==== STORED DATA

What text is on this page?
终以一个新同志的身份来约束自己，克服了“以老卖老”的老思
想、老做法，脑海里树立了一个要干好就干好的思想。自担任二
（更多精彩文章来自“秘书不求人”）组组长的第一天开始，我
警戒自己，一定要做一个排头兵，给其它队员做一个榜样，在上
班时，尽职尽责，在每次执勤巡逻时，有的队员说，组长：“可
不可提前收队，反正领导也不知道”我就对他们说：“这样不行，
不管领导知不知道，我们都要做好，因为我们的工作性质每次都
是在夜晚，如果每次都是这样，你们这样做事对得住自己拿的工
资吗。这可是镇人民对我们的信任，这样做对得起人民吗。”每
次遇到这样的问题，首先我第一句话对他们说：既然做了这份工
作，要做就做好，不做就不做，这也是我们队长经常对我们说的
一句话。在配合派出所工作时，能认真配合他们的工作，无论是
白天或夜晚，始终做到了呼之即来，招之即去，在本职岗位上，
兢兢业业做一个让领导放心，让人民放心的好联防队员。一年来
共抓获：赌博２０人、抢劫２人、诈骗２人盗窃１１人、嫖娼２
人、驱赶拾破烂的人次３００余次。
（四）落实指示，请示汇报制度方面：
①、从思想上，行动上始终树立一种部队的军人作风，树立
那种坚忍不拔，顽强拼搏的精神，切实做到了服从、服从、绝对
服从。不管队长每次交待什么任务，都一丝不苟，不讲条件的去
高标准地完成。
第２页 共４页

========

__EXERCISE DIRECTIONS__
Return all of the above records exactly, leaving no line out.

__OUTPUT BELOW__
What text is on this page?
终以一个新同志的身份来约束自己，克服了“以老卖老”的老思
想、老做法，脑海里树立了一个要干好就干好的思想。自担任二
（更多精彩文章来自“秘书不求人”）组组长的第一天开始，我
警戒自己，一定要做一个排头兵，给其它队员做一个榜样，在上
班时，尽职尽责，在每次执勤巡逻时，有的队员说，组长：“可
不可提前收队，反正领导也不知道”我就对他们说：“这样不行，
不管领导知不知道，我们都要做好，因为我们的工作性质每次都
是在夜晚，如果每次都是这样，你们这样做事对得住自己拿的工
资吗。这可是镇人民对我们的信任，这样做对得起人民吗。”每
次遇到这样的问题，首先我第一句话对他们说：既然做了这份工
作，要做就做好，不做就不做，这也是我们队长经常对我们说的
一句话。在配合派出所工作时，能认真配合他们的工作，无论是
白天或夜晚，始终做到了呼之即来，招之即去，在本职岗位上，
兢兢业业做一个让领导放心，让人民放心的好联防队员。一年来
共抓获：赌博２０人、抢劫２人、诈骗２人盗窃１１人、嫖娼２
人、驱赶拾破烂的人次３００余次。
（四）落实指示，请示汇报制度方面：
①、从思想上，行动上始终树立一种部队的军人作风，树立
那种坚忍不拔，顽强拼搏的精神，切实做到了服从、服从、绝对
服从。不管队长每次交待什么任务，都一丝不苟，不讲条件的去
高标准地完成。
第２页 共４页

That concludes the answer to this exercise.